Task objective: Take every line that has the string "Enter" and copy it out.

Dataset items
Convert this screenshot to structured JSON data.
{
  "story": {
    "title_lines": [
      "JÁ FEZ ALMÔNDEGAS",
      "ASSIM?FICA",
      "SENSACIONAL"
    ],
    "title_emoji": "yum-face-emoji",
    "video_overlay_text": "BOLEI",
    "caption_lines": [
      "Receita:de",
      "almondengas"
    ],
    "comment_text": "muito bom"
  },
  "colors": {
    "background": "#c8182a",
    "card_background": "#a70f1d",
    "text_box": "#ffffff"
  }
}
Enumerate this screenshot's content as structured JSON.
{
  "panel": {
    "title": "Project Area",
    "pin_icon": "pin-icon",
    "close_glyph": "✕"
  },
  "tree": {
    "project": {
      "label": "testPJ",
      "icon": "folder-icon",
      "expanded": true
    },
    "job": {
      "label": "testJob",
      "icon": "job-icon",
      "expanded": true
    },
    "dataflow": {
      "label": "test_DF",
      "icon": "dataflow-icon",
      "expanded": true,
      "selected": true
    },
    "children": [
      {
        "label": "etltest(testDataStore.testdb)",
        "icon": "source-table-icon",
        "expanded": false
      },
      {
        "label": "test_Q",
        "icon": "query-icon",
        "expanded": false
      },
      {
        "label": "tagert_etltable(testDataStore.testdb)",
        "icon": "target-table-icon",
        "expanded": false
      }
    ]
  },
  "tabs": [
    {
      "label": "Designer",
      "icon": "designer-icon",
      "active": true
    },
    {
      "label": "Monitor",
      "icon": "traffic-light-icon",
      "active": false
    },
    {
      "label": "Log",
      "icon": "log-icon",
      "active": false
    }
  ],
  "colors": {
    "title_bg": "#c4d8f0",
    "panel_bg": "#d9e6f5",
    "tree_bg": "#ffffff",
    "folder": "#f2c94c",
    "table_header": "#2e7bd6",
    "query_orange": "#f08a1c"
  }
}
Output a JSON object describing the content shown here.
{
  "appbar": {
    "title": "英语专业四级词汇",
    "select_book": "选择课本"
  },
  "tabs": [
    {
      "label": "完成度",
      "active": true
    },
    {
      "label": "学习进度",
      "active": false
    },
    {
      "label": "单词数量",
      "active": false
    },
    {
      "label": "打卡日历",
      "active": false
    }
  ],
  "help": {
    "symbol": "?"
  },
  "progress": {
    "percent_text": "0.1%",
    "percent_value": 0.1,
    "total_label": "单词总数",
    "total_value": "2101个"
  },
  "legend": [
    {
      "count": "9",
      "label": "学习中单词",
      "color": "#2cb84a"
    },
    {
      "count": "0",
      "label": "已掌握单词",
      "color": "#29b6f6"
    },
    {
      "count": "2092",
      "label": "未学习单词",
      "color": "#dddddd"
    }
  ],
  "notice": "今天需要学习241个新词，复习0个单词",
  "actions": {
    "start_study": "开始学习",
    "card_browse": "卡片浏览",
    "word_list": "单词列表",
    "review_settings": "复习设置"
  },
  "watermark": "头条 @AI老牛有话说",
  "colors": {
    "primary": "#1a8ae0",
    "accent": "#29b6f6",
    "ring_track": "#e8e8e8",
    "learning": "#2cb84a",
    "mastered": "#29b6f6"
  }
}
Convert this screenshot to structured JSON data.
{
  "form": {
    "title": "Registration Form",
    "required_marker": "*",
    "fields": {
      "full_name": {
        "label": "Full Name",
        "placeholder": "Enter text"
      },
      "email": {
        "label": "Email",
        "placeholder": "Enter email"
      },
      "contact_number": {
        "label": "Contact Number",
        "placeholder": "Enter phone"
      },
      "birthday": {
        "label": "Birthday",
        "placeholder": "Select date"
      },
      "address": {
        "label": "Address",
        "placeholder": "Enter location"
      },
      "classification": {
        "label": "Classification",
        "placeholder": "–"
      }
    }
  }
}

Correct response:
        "placeholder": "Enter text"
        "placeholder": "Enter email"
        "placeholder": "Enter phone"
        "placeholder": "Enter location"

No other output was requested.